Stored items
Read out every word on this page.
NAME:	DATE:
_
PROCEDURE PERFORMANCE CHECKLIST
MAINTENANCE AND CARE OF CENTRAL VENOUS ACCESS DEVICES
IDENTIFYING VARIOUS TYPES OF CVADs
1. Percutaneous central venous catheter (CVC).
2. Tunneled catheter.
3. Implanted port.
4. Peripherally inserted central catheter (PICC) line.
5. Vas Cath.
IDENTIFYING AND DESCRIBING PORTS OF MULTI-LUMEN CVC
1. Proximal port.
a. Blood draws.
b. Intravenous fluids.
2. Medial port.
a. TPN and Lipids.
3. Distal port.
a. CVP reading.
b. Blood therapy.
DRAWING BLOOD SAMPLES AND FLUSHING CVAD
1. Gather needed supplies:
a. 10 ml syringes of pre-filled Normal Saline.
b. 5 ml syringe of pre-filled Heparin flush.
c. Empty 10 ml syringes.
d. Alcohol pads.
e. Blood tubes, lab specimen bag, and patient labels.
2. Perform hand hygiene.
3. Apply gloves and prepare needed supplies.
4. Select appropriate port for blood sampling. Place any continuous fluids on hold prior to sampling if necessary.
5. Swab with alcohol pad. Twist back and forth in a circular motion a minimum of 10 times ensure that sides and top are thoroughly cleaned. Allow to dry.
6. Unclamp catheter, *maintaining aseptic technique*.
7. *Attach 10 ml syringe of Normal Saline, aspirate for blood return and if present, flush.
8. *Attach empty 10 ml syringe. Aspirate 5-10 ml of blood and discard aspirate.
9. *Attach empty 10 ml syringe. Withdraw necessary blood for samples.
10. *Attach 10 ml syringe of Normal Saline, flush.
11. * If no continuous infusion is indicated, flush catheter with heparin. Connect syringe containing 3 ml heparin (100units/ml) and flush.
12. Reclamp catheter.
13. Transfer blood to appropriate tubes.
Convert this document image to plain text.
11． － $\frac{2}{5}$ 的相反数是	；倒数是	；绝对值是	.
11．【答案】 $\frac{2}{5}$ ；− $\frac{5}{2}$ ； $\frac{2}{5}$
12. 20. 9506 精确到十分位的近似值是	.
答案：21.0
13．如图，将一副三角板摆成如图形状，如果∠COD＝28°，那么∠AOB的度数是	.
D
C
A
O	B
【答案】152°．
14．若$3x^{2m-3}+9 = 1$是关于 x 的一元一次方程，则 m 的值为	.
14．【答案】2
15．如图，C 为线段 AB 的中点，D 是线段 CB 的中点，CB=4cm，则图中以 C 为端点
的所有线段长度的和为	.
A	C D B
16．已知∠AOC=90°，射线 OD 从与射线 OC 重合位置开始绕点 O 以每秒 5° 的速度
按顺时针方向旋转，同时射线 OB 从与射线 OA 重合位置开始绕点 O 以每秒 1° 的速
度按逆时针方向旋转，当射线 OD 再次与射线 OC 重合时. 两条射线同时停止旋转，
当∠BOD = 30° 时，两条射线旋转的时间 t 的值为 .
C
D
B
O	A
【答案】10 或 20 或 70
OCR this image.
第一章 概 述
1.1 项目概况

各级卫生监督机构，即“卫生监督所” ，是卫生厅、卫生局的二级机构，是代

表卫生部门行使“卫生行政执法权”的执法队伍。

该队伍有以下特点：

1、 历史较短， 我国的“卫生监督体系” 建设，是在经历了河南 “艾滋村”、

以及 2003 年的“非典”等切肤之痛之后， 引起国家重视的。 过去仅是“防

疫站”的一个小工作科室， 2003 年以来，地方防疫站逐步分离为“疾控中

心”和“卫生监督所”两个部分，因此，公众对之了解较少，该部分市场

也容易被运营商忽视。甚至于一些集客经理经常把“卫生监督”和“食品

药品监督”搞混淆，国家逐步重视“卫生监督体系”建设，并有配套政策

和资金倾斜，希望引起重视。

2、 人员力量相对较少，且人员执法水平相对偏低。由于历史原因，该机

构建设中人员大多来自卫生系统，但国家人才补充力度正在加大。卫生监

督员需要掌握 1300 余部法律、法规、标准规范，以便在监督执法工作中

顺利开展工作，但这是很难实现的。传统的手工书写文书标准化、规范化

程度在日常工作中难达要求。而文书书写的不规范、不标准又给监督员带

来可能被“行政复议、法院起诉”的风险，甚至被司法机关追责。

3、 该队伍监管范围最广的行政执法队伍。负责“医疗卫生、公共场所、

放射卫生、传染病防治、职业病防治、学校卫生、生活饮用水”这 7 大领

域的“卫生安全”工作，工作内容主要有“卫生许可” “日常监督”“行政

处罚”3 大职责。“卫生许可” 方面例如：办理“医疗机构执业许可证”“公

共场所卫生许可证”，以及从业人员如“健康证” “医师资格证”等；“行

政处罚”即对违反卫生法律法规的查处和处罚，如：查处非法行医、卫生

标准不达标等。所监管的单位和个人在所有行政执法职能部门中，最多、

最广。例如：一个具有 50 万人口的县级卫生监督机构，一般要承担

■ **Task statement**
Every record should be given again exactly.

■ **Expected output**
Read out every word on this page.
NAME:	DATE:
_
PROCEDURE PERFORMANCE CHECKLIST
MAINTENANCE AND CARE OF CENTRAL VENOUS ACCESS DEVICES
IDENTIFYING VARIOUS TYPES OF CVADs
1. Percutaneous central venous catheter (CVC).
2. Tunneled catheter.
3. Implanted port.
4. Peripherally inserted central catheter (PICC) line.
5. Vas Cath.
IDENTIFYING AND DESCRIBING PORTS OF MULTI-LUMEN CVC
1. Proximal port.
a. Blood draws.
b. Intravenous fluids.
2. Medial port.
a. TPN and Lipids.
3. Distal port.
a. CVP reading.
b. Blood therapy.
DRAWING BLOOD SAMPLES AND FLUSHING CVAD
1. Gather needed supplies:
a. 10 ml syringes of pre-filled Normal Saline.
b. 5 ml syringe of pre-filled Heparin flush.
c. Empty 10 ml syringes.
d. Alcohol pads.
e. Blood tubes, lab specimen bag, and patient labels.
2. Perform hand hygiene.
3. Apply gloves and prepare needed supplies.
4. Select appropriate port for blood sampling. Place any continuous fluids on hold prior to sampling if necessary.
5. Swab with alcohol pad. Twist back and forth in a circular motion a minimum of 10 times ensure that sides and top are thoroughly cleaned. Allow to dry.
6. Unclamp catheter, *maintaining aseptic technique*.
7. *Attach 10 ml syringe of Normal Saline, aspirate for blood return and if present, flush.
8. *Attach empty 10 ml syringe. Aspirate 5-10 ml of blood and discard aspirate.
9. *Attach empty 10 ml syringe. Withdraw necessary blood for samples.
10. *Attach 10 ml syringe of Normal Saline, flush.
11. * If no continuous infusion is indicated, flush catheter with heparin. Connect syringe containing 3 ml heparin (100units/ml) and flush.
12. Reclamp catheter.
13. Transfer blood to appropriate tubes.
Convert this document image to plain text.
11． － $\frac{2}{5}$ 的相反数是	；倒数是	；绝对值是	.
11．【答案】 $\frac{2}{5}$ ；− $\frac{5}{2}$ ； $\frac{2}{5}$
12. 20. 9506 精确到十分位的近似值是	.
答案：21.0
13．如图，将一副三角板摆成如图形状，如果∠COD＝28°，那么∠AOB的度数是	.
D
C
A
O	B
【答案】152°．
14．若$3x^{2m-3}+9 = 1$是关于 x 的一元一次方程，则 m 的值为	.
14．【答案】2
15．如图，C 为线段 AB 的中点，D 是线段 CB 的中点，CB=4cm，则图中以 C 为端点
的所有线段长度的和为	.
A	C D B
16．已知∠AOC=90°，射线 OD 从与射线 OC 重合位置开始绕点 O 以每秒 5° 的速度
按顺时针方向旋转，同时射线 OB 从与射线 OA 重合位置开始绕点 O 以每秒 1° 的速
度按逆时针方向旋转，当射线 OD 再次与射线 OC 重合时. 两条射线同时停止旋转，
当∠BOD = 30° 时，两条射线旋转的时间 t 的值为 .
C
D
B
O	A
【答案】10 或 20 或 70
OCR this image.
第一章 概 述
1.1 项目概况

各级卫生监督机构，即“卫生监督所” ，是卫生厅、卫生局的二级机构，是代

表卫生部门行使“卫生行政执法权”的执法队伍。

该队伍有以下特点：

1、 历史较短， 我国的“卫生监督体系” 建设，是在经历了河南 “艾滋村”、

以及 2003 年的“非典”等切肤之痛之后， 引起国家重视的。 过去仅是“防

疫站”的一个小工作科室， 2003 年以来，地方防疫站逐步分离为“疾控中

心”和“卫生监督所”两个部分，因此，公众对之了解较少，该部分市场

也容易被运营商忽视。甚至于一些集客经理经常把“卫生监督”和“食品

药品监督”搞混淆，国家逐步重视“卫生监督体系”建设，并有配套政策

和资金倾斜，希望引起重视。

2、 人员力量相对较少，且人员执法水平相对偏低。由于历史原因，该机

构建设中人员大多来自卫生系统，但国家人才补充力度正在加大。卫生监

督员需要掌握 1300 余部法律、法规、标准规范，以便在监督执法工作中

顺利开展工作，但这是很难实现的。传统的手工书写文书标准化、规范化

程度在日常工作中难达要求。而文书书写的不规范、不标准又给监督员带

来可能被“行政复议、法院起诉”的风险，甚至被司法机关追责。

3、 该队伍监管范围最广的行政执法队伍。负责“医疗卫生、公共场所、

放射卫生、传染病防治、职业病防治、学校卫生、生活饮用水”这 7 大领

域的“卫生安全”工作，工作内容主要有“卫生许可” “日常监督”“行政

处罚”3 大职责。“卫生许可” 方面例如：办理“医疗机构执业许可证”“公

共场所卫生许可证”，以及从业人员如“健康证” “医师资格证”等；“行

政处罚”即对违反卫生法律法规的查处和处罚，如：查处非法行医、卫生

标准不达标等。所监管的单位和个人在所有行政执法职能部门中，最多、

最广。例如：一个具有 50 万人口的县级卫生监督机构，一般要承担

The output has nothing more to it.